In the copy, keep every record exact and leave out all images.

##### GIVEN DATA #####

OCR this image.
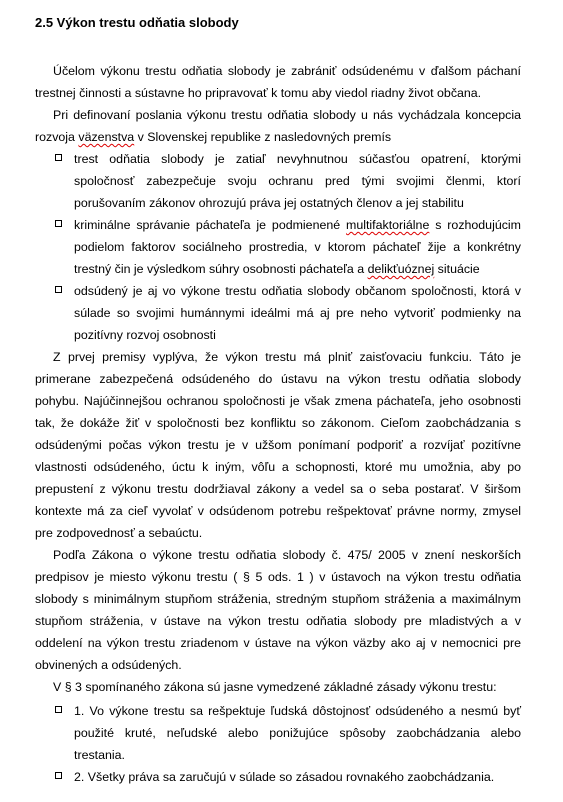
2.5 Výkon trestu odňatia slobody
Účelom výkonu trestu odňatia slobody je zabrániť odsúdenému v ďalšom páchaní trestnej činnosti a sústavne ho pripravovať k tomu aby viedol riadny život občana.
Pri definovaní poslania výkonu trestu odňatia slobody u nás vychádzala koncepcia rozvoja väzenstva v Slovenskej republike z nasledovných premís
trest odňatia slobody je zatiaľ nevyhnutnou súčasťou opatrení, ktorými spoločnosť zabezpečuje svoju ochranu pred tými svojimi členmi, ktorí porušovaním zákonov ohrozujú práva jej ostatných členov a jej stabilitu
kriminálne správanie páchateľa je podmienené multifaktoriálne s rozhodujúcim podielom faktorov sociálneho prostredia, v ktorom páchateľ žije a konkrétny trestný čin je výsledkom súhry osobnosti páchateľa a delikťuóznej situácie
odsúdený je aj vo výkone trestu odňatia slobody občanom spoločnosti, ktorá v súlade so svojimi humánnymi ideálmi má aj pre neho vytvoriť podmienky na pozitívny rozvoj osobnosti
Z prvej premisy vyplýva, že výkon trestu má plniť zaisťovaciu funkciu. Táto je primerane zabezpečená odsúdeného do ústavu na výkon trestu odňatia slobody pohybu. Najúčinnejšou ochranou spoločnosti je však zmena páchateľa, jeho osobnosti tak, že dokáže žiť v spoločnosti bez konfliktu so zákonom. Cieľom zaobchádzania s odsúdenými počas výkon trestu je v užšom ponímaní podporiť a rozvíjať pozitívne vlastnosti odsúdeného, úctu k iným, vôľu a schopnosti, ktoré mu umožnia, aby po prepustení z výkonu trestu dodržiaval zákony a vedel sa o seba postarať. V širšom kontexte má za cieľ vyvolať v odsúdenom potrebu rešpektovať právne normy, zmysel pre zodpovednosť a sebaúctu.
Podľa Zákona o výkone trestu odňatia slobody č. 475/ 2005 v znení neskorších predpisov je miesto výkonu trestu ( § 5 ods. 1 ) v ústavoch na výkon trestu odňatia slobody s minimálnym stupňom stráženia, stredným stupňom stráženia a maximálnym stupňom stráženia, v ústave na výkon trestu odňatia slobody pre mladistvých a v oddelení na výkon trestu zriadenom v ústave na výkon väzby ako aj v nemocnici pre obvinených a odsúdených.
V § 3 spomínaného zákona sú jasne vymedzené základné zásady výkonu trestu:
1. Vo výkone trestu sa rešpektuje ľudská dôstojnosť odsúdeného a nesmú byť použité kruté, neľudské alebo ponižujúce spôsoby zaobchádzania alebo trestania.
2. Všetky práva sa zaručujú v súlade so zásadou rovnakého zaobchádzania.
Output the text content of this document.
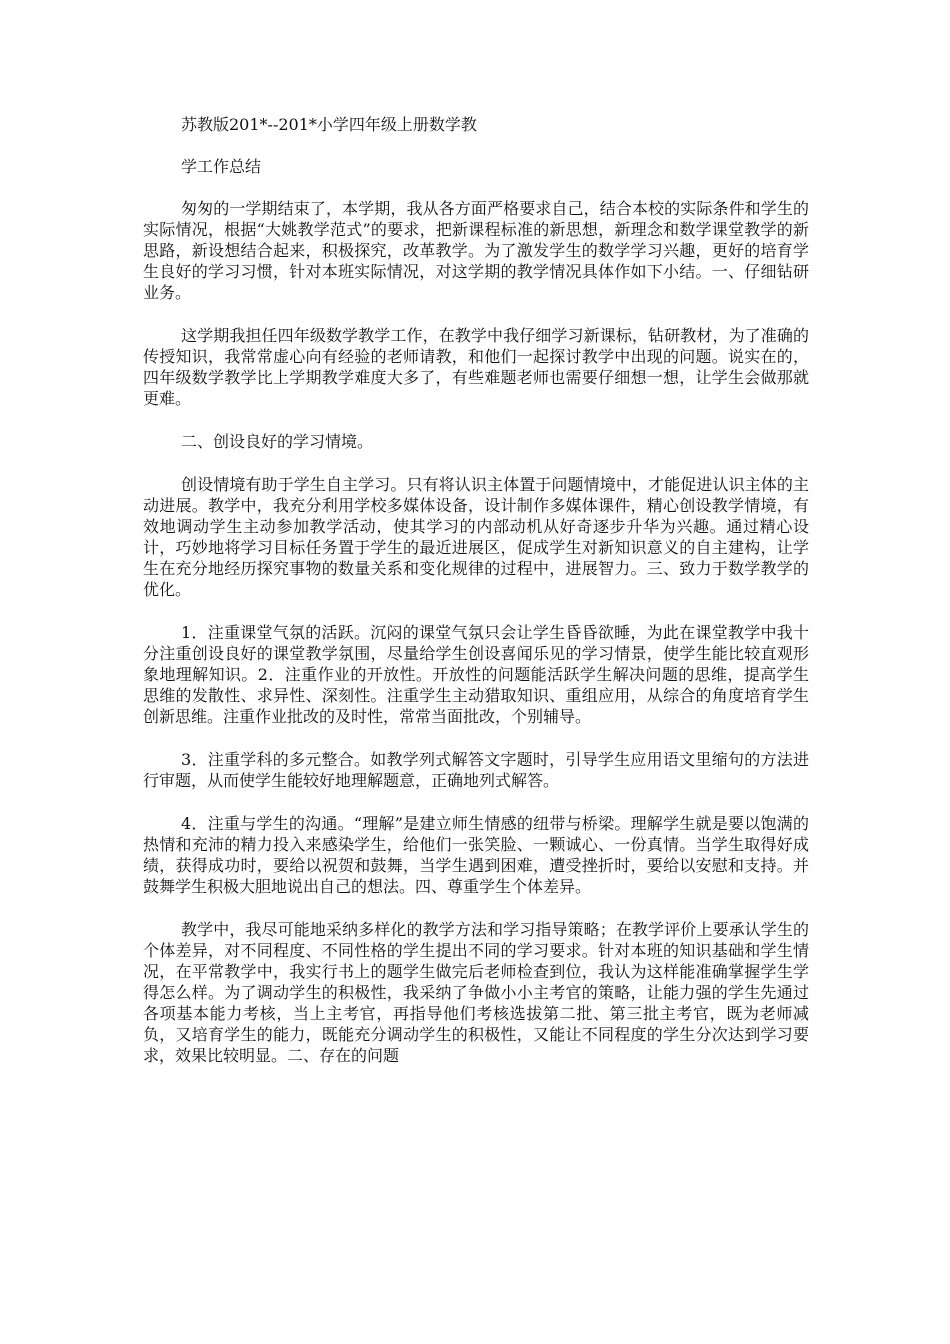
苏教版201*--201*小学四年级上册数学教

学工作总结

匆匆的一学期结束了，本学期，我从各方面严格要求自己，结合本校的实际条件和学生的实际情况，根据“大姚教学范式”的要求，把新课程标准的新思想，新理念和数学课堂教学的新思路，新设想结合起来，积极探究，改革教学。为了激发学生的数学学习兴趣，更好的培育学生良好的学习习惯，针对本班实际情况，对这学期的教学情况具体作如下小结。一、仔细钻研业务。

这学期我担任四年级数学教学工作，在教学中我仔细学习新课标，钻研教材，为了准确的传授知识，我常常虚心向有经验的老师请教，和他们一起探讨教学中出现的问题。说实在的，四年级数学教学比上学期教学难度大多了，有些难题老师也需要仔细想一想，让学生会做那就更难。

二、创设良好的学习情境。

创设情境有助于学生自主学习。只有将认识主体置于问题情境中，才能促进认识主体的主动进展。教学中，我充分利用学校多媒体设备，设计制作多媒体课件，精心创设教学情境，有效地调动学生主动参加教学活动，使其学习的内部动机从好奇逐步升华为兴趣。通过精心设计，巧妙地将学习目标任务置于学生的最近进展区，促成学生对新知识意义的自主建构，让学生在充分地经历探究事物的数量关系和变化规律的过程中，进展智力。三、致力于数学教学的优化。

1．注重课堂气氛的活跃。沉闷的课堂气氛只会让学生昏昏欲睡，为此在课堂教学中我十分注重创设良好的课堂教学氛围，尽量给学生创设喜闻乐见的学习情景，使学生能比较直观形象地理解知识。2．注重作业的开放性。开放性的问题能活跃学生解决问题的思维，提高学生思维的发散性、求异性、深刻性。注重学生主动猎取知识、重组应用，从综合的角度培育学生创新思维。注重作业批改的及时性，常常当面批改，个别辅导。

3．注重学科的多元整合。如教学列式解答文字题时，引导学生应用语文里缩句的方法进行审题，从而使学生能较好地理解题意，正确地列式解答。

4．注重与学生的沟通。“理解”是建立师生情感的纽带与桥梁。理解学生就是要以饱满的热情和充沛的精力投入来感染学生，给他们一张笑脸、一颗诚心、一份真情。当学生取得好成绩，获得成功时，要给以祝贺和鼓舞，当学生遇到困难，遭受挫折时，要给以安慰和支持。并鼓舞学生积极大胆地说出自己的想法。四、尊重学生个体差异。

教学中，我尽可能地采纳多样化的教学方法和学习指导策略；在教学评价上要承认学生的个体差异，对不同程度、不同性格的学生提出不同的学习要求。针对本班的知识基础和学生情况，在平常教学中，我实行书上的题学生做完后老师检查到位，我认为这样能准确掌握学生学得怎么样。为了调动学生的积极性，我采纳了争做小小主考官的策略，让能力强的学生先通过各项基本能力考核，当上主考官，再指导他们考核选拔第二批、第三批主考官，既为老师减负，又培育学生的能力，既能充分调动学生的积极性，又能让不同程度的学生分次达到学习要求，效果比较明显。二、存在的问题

#####

● RESULT OF THIS TASK:
OCR this image.
2.5 Výkon trestu odňatia slobody
Účelom výkonu trestu odňatia slobody je zabrániť odsúdenému v ďalšom páchaní trestnej činnosti a sústavne ho pripravovať k tomu aby viedol riadny život občana.
Pri definovaní poslania výkonu trestu odňatia slobody u nás vychádzala koncepcia rozvoja väzenstva v Slovenskej republike z nasledovných premís
trest odňatia slobody je zatiaľ nevyhnutnou súčasťou opatrení, ktorými spoločnosť zabezpečuje svoju ochranu pred tými svojimi členmi, ktorí porušovaním zákonov ohrozujú práva jej ostatných členov a jej stabilitu
kriminálne správanie páchateľa je podmienené multifaktoriálne s rozhodujúcim podielom faktorov sociálneho prostredia, v ktorom páchateľ žije a konkrétny trestný čin je výsledkom súhry osobnosti páchateľa a delikťuóznej situácie
odsúdený je aj vo výkone trestu odňatia slobody občanom spoločnosti, ktorá v súlade so svojimi humánnymi ideálmi má aj pre neho vytvoriť podmienky na pozitívny rozvoj osobnosti
Z prvej premisy vyplýva, že výkon trestu má plniť zaisťovaciu funkciu. Táto je primerane zabezpečená odsúdeného do ústavu na výkon trestu odňatia slobody pohybu. Najúčinnejšou ochranou spoločnosti je však zmena páchateľa, jeho osobnosti tak, že dokáže žiť v spoločnosti bez konfliktu so zákonom. Cieľom zaobchádzania s odsúdenými počas výkon trestu je v užšom ponímaní podporiť a rozvíjať pozitívne vlastnosti odsúdeného, úctu k iným, vôľu a schopnosti, ktoré mu umožnia, aby po prepustení z výkonu trestu dodržiaval zákony a vedel sa o seba postarať. V širšom kontexte má za cieľ vyvolať v odsúdenom potrebu rešpektovať právne normy, zmysel pre zodpovednosť a sebaúctu.
Podľa Zákona o výkone trestu odňatia slobody č. 475/ 2005 v znení neskorších predpisov je miesto výkonu trestu ( § 5 ods. 1 ) v ústavoch na výkon trestu odňatia slobody s minimálnym stupňom stráženia, stredným stupňom stráženia a maximálnym stupňom stráženia, v ústave na výkon trestu odňatia slobody pre mladistvých a v oddelení na výkon trestu zriadenom v ústave na výkon väzby ako aj v nemocnici pre obvinených a odsúdených.
V § 3 spomínaného zákona sú jasne vymedzené základné zásady výkonu trestu:
1. Vo výkone trestu sa rešpektuje ľudská dôstojnosť odsúdeného a nesmú byť použité kruté, neľudské alebo ponižujúce spôsoby zaobchádzania alebo trestania.
2. Všetky práva sa zaručujú v súlade so zásadou rovnakého zaobchádzania.
Output the text content of this document.
苏教版201*--201*小学四年级上册数学教

学工作总结

匆匆的一学期结束了，本学期，我从各方面严格要求自己，结合本校的实际条件和学生的实际情况，根据“大姚教学范式”的要求，把新课程标准的新思想，新理念和数学课堂教学的新思路，新设想结合起来，积极探究，改革教学。为了激发学生的数学学习兴趣，更好的培育学生良好的学习习惯，针对本班实际情况，对这学期的教学情况具体作如下小结。一、仔细钻研业务。

这学期我担任四年级数学教学工作，在教学中我仔细学习新课标，钻研教材，为了准确的传授知识，我常常虚心向有经验的老师请教，和他们一起探讨教学中出现的问题。说实在的，四年级数学教学比上学期教学难度大多了，有些难题老师也需要仔细想一想，让学生会做那就更难。

二、创设良好的学习情境。

创设情境有助于学生自主学习。只有将认识主体置于问题情境中，才能促进认识主体的主动进展。教学中，我充分利用学校多媒体设备，设计制作多媒体课件，精心创设教学情境，有效地调动学生主动参加教学活动，使其学习的内部动机从好奇逐步升华为兴趣。通过精心设计，巧妙地将学习目标任务置于学生的最近进展区，促成学生对新知识意义的自主建构，让学生在充分地经历探究事物的数量关系和变化规律的过程中，进展智力。三、致力于数学教学的优化。

1．注重课堂气氛的活跃。沉闷的课堂气氛只会让学生昏昏欲睡，为此在课堂教学中我十分注重创设良好的课堂教学氛围，尽量给学生创设喜闻乐见的学习情景，使学生能比较直观形象地理解知识。2．注重作业的开放性。开放性的问题能活跃学生解决问题的思维，提高学生思维的发散性、求异性、深刻性。注重学生主动猎取知识、重组应用，从综合的角度培育学生创新思维。注重作业批改的及时性，常常当面批改，个别辅导。

3．注重学科的多元整合。如教学列式解答文字题时，引导学生应用语文里缩句的方法进行审题，从而使学生能较好地理解题意，正确地列式解答。

4．注重与学生的沟通。“理解”是建立师生情感的纽带与桥梁。理解学生就是要以饱满的热情和充沛的精力投入来感染学生，给他们一张笑脸、一颗诚心、一份真情。当学生取得好成绩，获得成功时，要给以祝贺和鼓舞，当学生遇到困难，遭受挫折时，要给以安慰和支持。并鼓舞学生积极大胆地说出自己的想法。四、尊重学生个体差异。

教学中，我尽可能地采纳多样化的教学方法和学习指导策略；在教学评价上要承认学生的个体差异，对不同程度、不同性格的学生提出不同的学习要求。针对本班的知识基础和学生情况，在平常教学中，我实行书上的题学生做完后老师检查到位，我认为这样能准确掌握学生学得怎么样。为了调动学生的积极性，我采纳了争做小小主考官的策略，让能力强的学生先通过各项基本能力考核，当上主考官，再指导他们考核选拔第二批、第三批主考官，既为老师减负，又培育学生的能力，既能充分调动学生的积极性，又能让不同程度的学生分次达到学习要求，效果比较明显。二、存在的问题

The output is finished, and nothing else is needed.